PROBLEM REQUIREMENTS: Reproduce the records below in their entirety, character for character.

================

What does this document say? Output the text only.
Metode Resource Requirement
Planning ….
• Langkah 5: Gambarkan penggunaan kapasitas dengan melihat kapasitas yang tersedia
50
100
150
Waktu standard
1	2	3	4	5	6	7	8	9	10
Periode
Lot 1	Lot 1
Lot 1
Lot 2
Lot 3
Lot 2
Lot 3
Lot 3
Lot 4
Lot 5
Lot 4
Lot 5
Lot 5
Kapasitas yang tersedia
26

================

RESULT OF THE TASK:
What does this document say? Output the text only.
Metode Resource Requirement
Planning ….
• Langkah 5: Gambarkan penggunaan kapasitas dengan melihat kapasitas yang tersedia
50
100
150
Waktu standard
1	2	3	4	5	6	7	8	9	10
Periode
Lot 1	Lot 1
Lot 1
Lot 2
Lot 3
Lot 2
Lot 3
Lot 3
Lot 4
Lot 5
Lot 4
Lot 5
Lot 5
Kapasitas yang tersedia
26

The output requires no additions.